What you will do:
Exactly as they appear, output all of the entries.

Data entries:
———

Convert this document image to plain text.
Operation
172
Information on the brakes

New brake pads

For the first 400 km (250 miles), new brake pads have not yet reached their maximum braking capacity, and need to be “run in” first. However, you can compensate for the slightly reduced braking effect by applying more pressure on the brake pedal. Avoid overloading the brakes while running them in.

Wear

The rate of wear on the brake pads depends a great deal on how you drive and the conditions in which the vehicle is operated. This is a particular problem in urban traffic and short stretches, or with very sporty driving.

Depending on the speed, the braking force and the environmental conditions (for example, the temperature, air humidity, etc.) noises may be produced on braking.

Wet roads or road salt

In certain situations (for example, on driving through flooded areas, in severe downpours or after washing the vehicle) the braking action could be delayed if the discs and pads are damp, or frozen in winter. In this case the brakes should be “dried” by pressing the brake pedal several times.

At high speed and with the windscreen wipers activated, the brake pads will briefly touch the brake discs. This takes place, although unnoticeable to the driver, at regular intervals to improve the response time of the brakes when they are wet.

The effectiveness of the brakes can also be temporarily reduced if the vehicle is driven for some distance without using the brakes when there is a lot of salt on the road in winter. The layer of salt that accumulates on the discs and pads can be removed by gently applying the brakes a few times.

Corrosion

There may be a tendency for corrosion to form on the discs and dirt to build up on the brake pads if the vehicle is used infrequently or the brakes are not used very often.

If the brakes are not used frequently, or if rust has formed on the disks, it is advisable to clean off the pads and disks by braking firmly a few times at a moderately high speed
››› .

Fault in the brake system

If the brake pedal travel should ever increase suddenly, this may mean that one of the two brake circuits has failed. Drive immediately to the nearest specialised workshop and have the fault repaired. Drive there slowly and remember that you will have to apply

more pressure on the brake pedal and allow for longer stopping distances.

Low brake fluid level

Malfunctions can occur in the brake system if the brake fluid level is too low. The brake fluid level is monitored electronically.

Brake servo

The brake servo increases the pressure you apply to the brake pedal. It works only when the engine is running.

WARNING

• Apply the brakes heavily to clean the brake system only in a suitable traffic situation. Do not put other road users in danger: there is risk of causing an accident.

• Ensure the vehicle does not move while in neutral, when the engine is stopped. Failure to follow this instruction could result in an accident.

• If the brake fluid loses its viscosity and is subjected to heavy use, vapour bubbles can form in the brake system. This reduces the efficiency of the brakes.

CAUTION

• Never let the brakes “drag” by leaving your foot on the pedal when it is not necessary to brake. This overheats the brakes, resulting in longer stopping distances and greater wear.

———

Answer to the task:
Convert this document image to plain text.
Operation
172
Information on the brakes

New brake pads

For the first 400 km (250 miles), new brake pads have not yet reached their maximum braking capacity, and need to be “run in” first. However, you can compensate for the slightly reduced braking effect by applying more pressure on the brake pedal. Avoid overloading the brakes while running them in.

Wear

The rate of wear on the brake pads depends a great deal on how you drive and the conditions in which the vehicle is operated. This is a particular problem in urban traffic and short stretches, or with very sporty driving.

Depending on the speed, the braking force and the environmental conditions (for example, the temperature, air humidity, etc.) noises may be produced on braking.

Wet roads or road salt

In certain situations (for example, on driving through flooded areas, in severe downpours or after washing the vehicle) the braking action could be delayed if the discs and pads are damp, or frozen in winter. In this case the brakes should be “dried” by pressing the brake pedal several times.

At high speed and with the windscreen wipers activated, the brake pads will briefly touch the brake discs. This takes place, although unnoticeable to the driver, at regular intervals to improve the response time of the brakes when they are wet.

The effectiveness of the brakes can also be temporarily reduced if the vehicle is driven for some distance without using the brakes when there is a lot of salt on the road in winter. The layer of salt that accumulates on the discs and pads can be removed by gently applying the brakes a few times.

Corrosion

There may be a tendency for corrosion to form on the discs and dirt to build up on the brake pads if the vehicle is used infrequently or the brakes are not used very often.

If the brakes are not used frequently, or if rust has formed on the disks, it is advisable to clean off the pads and disks by braking firmly a few times at a moderately high speed
››› .

Fault in the brake system

If the brake pedal travel should ever increase suddenly, this may mean that one of the two brake circuits has failed. Drive immediately to the nearest specialised workshop and have the fault repaired. Drive there slowly and remember that you will have to apply

more pressure on the brake pedal and allow for longer stopping distances.

Low brake fluid level

Malfunctions can occur in the brake system if the brake fluid level is too low. The brake fluid level is monitored electronically.

Brake servo

The brake servo increases the pressure you apply to the brake pedal. It works only when the engine is running.

WARNING

• Apply the brakes heavily to clean the brake system only in a suitable traffic situation. Do not put other road users in danger: there is risk of causing an accident.

• Ensure the vehicle does not move while in neutral, when the engine is stopped. Failure to follow this instruction could result in an accident.

• If the brake fluid loses its viscosity and is subjected to heavy use, vapour bubbles can form in the brake system. This reduces the efficiency of the brakes.

CAUTION

• Never let the brakes “drag” by leaving your foot on the pedal when it is not necessary to brake. This overheats the brakes, resulting in longer stopping distances and greater wear.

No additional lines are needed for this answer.